▼▼▼

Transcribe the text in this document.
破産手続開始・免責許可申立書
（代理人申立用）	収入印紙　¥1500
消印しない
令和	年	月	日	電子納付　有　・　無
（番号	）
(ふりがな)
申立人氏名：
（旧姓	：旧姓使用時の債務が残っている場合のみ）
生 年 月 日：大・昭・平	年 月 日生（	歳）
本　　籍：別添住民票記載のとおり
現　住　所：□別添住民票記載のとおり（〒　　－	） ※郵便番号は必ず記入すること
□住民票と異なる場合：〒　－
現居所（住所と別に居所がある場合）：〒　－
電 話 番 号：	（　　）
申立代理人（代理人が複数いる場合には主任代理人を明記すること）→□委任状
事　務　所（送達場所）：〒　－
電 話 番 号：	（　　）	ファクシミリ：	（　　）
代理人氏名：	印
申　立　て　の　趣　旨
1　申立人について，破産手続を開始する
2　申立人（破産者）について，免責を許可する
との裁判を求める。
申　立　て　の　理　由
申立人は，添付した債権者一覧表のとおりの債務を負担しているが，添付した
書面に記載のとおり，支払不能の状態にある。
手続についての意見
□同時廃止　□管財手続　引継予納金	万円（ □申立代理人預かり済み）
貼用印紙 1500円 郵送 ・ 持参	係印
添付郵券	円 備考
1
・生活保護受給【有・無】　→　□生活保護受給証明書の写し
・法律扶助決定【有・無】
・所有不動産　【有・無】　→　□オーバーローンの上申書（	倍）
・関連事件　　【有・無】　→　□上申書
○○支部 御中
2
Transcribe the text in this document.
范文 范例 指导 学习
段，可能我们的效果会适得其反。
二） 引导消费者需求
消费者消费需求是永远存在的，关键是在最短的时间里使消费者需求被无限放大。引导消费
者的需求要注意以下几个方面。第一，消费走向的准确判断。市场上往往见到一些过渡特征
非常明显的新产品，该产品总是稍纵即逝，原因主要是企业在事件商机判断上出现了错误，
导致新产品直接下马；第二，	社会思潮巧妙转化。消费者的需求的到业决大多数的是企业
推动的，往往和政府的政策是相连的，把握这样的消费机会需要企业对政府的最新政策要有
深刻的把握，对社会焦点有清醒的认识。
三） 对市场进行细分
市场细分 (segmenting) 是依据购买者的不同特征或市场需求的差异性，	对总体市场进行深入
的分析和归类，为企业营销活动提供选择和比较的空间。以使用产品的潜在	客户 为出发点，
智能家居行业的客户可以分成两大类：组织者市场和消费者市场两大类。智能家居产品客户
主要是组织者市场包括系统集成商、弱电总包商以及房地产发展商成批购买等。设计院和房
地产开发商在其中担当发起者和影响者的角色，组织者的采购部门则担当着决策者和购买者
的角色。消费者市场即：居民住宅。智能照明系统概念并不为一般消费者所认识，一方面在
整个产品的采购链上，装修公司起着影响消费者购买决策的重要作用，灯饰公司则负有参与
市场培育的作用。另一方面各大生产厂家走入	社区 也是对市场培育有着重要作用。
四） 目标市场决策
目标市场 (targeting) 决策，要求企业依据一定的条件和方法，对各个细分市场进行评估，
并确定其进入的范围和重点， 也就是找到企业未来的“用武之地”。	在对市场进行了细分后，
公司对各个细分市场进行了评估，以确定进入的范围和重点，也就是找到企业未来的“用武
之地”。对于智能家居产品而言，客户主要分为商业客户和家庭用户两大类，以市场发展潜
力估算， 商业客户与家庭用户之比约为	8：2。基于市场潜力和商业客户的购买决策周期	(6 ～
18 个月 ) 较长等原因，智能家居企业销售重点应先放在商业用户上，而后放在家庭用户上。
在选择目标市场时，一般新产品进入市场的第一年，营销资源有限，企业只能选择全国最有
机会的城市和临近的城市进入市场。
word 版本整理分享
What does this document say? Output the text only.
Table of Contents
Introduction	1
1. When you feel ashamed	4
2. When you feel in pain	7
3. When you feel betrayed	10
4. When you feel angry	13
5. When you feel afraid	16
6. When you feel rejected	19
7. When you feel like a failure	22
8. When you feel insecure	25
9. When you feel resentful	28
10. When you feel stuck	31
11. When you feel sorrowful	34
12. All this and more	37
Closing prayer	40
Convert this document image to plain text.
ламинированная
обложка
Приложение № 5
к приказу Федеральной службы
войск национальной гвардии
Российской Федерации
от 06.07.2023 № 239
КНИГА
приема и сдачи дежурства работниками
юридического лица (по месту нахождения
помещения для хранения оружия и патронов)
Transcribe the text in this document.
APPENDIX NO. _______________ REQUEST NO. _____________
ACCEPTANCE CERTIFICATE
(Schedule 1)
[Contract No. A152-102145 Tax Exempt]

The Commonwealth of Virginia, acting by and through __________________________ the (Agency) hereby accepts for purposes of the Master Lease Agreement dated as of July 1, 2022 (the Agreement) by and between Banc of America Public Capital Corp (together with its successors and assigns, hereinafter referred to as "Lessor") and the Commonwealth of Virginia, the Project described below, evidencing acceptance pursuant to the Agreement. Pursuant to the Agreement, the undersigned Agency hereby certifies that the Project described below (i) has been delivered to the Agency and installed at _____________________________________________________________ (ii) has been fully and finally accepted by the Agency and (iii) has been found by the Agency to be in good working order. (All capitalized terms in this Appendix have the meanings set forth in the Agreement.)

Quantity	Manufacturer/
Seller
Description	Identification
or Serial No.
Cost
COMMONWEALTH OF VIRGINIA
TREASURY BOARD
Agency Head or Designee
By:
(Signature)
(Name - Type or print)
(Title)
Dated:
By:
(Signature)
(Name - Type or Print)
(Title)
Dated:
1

▲▲▲

- Exercise brief
Your task is to give the records above again, exactly.

- Answer in full
Transcribe the text in this document.
破産手続開始・免責許可申立書
（代理人申立用）	収入印紙　¥1500
消印しない
令和	年	月	日	電子納付　有　・　無
（番号	）
(ふりがな)
申立人氏名：
（旧姓	：旧姓使用時の債務が残っている場合のみ）
生 年 月 日：大・昭・平	年 月 日生（	歳）
本　　籍：別添住民票記載のとおり
現　住　所：□別添住民票記載のとおり（〒　　－	） ※郵便番号は必ず記入すること
□住民票と異なる場合：〒　－
現居所（住所と別に居所がある場合）：〒　－
電 話 番 号：	（　　）
申立代理人（代理人が複数いる場合には主任代理人を明記すること）→□委任状
事　務　所（送達場所）：〒　－
電 話 番 号：	（　　）	ファクシミリ：	（　　）
代理人氏名：	印
申　立　て　の　趣　旨
1　申立人について，破産手続を開始する
2　申立人（破産者）について，免責を許可する
との裁判を求める。
申　立　て　の　理　由
申立人は，添付した債権者一覧表のとおりの債務を負担しているが，添付した
書面に記載のとおり，支払不能の状態にある。
手続についての意見
□同時廃止　□管財手続　引継予納金	万円（ □申立代理人預かり済み）
貼用印紙 1500円 郵送 ・ 持参	係印
添付郵券	円 備考
1
・生活保護受給【有・無】　→　□生活保護受給証明書の写し
・法律扶助決定【有・無】
・所有不動産　【有・無】　→　□オーバーローンの上申書（	倍）
・関連事件　　【有・無】　→　□上申書
○○支部 御中
2
Transcribe the text in this document.
范文 范例 指导 学习
段，可能我们的效果会适得其反。
二） 引导消费者需求
消费者消费需求是永远存在的，关键是在最短的时间里使消费者需求被无限放大。引导消费
者的需求要注意以下几个方面。第一，消费走向的准确判断。市场上往往见到一些过渡特征
非常明显的新产品，该产品总是稍纵即逝，原因主要是企业在事件商机判断上出现了错误，
导致新产品直接下马；第二，	社会思潮巧妙转化。消费者的需求的到业决大多数的是企业
推动的，往往和政府的政策是相连的，把握这样的消费机会需要企业对政府的最新政策要有
深刻的把握，对社会焦点有清醒的认识。
三） 对市场进行细分
市场细分 (segmenting) 是依据购买者的不同特征或市场需求的差异性，	对总体市场进行深入
的分析和归类，为企业营销活动提供选择和比较的空间。以使用产品的潜在	客户 为出发点，
智能家居行业的客户可以分成两大类：组织者市场和消费者市场两大类。智能家居产品客户
主要是组织者市场包括系统集成商、弱电总包商以及房地产发展商成批购买等。设计院和房
地产开发商在其中担当发起者和影响者的角色，组织者的采购部门则担当着决策者和购买者
的角色。消费者市场即：居民住宅。智能照明系统概念并不为一般消费者所认识，一方面在
整个产品的采购链上，装修公司起着影响消费者购买决策的重要作用，灯饰公司则负有参与
市场培育的作用。另一方面各大生产厂家走入	社区 也是对市场培育有着重要作用。
四） 目标市场决策
目标市场 (targeting) 决策，要求企业依据一定的条件和方法，对各个细分市场进行评估，
并确定其进入的范围和重点， 也就是找到企业未来的“用武之地”。	在对市场进行了细分后，
公司对各个细分市场进行了评估，以确定进入的范围和重点，也就是找到企业未来的“用武
之地”。对于智能家居产品而言，客户主要分为商业客户和家庭用户两大类，以市场发展潜
力估算， 商业客户与家庭用户之比约为	8：2。基于市场潜力和商业客户的购买决策周期	(6 ～
18 个月 ) 较长等原因，智能家居企业销售重点应先放在商业用户上，而后放在家庭用户上。
在选择目标市场时，一般新产品进入市场的第一年，营销资源有限，企业只能选择全国最有
机会的城市和临近的城市进入市场。
word 版本整理分享
What does this document say? Output the text only.
Table of Contents
Introduction	1
1. When you feel ashamed	4
2. When you feel in pain	7
3. When you feel betrayed	10
4. When you feel angry	13
5. When you feel afraid	16
6. When you feel rejected	19
7. When you feel like a failure	22
8. When you feel insecure	25
9. When you feel resentful	28
10. When you feel stuck	31
11. When you feel sorrowful	34
12. All this and more	37
Closing prayer	40
Convert this document image to plain text.
ламинированная
обложка
Приложение № 5
к приказу Федеральной службы
войск национальной гвардии
Российской Федерации
от 06.07.2023 № 239
КНИГА
приема и сдачи дежурства работниками
юридического лица (по месту нахождения
помещения для хранения оружия и патронов)
Transcribe the text in this document.
APPENDIX NO. _______________ REQUEST NO. _____________
ACCEPTANCE CERTIFICATE
(Schedule 1)
[Contract No. A152-102145 Tax Exempt]

The Commonwealth of Virginia, acting by and through __________________________ the (Agency) hereby accepts for purposes of the Master Lease Agreement dated as of July 1, 2022 (the Agreement) by and between Banc of America Public Capital Corp (together with its successors and assigns, hereinafter referred to as "Lessor") and the Commonwealth of Virginia, the Project described below, evidencing acceptance pursuant to the Agreement. Pursuant to the Agreement, the undersigned Agency hereby certifies that the Project described below (i) has been delivered to the Agency and installed at _____________________________________________________________ (ii) has been fully and finally accepted by the Agency and (iii) has been found by the Agency to be in good working order. (All capitalized terms in this Appendix have the meanings set forth in the Agreement.)

Quantity	Manufacturer/
Seller
Description	Identification
or Serial No.
Cost
COMMONWEALTH OF VIRGINIA
TREASURY BOARD
Agency Head or Designee
By:
(Signature)
(Name - Type or print)
(Title)
Dated:
By:
(Signature)
(Name - Type or Print)
(Title)
Dated:
1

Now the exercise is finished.